▶ What this task involves
Count the lines containing "ценностей". Give the number alone.

▶ Available data
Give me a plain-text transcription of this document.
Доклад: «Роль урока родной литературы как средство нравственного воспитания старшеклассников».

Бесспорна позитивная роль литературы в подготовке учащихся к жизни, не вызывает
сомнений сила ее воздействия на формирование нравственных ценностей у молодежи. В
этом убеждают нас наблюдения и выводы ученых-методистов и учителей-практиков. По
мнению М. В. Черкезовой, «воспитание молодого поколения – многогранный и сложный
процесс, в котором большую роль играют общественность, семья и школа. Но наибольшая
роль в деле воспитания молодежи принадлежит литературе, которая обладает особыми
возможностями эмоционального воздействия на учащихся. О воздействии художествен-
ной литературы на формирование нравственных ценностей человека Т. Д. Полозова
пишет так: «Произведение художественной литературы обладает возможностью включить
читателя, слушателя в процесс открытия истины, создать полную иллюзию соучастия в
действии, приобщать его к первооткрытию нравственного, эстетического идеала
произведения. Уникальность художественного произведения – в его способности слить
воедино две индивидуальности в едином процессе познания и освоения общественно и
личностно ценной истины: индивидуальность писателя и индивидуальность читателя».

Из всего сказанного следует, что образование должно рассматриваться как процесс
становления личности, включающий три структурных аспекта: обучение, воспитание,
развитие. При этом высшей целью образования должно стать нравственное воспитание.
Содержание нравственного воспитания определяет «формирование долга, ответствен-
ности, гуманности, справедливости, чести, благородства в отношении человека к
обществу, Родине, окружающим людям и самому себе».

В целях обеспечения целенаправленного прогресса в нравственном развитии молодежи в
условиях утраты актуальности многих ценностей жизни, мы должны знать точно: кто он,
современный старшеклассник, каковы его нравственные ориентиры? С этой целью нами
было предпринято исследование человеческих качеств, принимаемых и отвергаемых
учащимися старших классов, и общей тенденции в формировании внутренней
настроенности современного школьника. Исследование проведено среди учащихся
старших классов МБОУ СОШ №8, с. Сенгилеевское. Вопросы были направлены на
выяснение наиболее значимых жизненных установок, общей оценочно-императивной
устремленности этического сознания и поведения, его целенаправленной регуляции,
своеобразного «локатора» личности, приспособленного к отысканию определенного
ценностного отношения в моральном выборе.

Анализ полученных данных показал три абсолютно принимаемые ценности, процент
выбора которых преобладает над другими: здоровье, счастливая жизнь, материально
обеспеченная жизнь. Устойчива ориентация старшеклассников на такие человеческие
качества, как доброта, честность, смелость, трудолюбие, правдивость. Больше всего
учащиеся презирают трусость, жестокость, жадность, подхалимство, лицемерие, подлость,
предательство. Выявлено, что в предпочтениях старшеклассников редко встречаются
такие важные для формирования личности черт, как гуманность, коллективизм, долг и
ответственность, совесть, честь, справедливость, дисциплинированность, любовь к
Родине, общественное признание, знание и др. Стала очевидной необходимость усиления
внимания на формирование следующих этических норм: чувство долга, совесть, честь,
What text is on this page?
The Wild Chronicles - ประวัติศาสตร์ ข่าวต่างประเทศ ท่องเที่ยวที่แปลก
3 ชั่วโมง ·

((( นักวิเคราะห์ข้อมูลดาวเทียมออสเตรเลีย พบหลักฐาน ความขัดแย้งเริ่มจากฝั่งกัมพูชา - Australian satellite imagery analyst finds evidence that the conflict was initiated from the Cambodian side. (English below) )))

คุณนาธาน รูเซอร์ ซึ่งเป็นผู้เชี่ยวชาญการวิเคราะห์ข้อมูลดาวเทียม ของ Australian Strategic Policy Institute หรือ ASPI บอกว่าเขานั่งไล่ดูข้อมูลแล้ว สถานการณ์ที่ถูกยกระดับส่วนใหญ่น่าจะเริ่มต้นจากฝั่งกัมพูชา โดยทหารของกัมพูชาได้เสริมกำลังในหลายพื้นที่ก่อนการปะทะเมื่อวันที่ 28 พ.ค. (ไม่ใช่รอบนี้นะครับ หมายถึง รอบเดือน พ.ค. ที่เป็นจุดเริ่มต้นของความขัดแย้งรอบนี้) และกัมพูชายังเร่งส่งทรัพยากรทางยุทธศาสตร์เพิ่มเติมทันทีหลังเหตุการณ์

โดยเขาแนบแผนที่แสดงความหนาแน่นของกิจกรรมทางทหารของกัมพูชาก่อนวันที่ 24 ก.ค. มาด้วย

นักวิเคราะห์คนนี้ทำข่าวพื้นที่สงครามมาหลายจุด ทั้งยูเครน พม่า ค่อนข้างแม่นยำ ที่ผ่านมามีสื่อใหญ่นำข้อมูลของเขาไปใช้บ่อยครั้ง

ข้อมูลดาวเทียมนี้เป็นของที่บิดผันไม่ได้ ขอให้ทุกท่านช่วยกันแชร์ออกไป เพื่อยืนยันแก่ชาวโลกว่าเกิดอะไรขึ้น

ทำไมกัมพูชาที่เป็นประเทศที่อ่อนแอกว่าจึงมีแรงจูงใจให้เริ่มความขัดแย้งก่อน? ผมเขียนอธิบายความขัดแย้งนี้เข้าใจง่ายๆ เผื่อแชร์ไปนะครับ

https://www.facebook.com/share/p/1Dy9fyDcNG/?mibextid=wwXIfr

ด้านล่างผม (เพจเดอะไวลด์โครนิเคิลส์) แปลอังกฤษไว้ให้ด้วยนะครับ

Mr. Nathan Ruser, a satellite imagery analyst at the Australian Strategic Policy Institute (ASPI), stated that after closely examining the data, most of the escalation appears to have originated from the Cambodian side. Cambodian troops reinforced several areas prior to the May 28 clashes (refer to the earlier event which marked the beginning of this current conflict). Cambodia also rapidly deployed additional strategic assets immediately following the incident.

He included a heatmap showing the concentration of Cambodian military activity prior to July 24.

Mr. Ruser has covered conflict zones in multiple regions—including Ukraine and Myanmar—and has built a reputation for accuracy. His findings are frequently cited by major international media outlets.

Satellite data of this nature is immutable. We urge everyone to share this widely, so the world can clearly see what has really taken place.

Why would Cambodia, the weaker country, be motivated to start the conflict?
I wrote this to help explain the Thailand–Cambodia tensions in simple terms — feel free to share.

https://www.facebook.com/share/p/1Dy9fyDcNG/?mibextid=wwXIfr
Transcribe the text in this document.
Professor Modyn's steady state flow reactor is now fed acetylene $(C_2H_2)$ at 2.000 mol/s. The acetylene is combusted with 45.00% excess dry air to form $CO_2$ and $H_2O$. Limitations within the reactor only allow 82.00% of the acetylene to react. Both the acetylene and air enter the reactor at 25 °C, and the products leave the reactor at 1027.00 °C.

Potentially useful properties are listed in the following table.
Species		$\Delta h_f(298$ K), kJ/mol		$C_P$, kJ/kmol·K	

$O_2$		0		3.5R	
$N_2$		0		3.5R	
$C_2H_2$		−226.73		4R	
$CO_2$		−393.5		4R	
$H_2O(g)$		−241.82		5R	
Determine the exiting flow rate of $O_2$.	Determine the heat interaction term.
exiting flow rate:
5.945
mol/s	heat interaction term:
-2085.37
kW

▶ Output of the task
3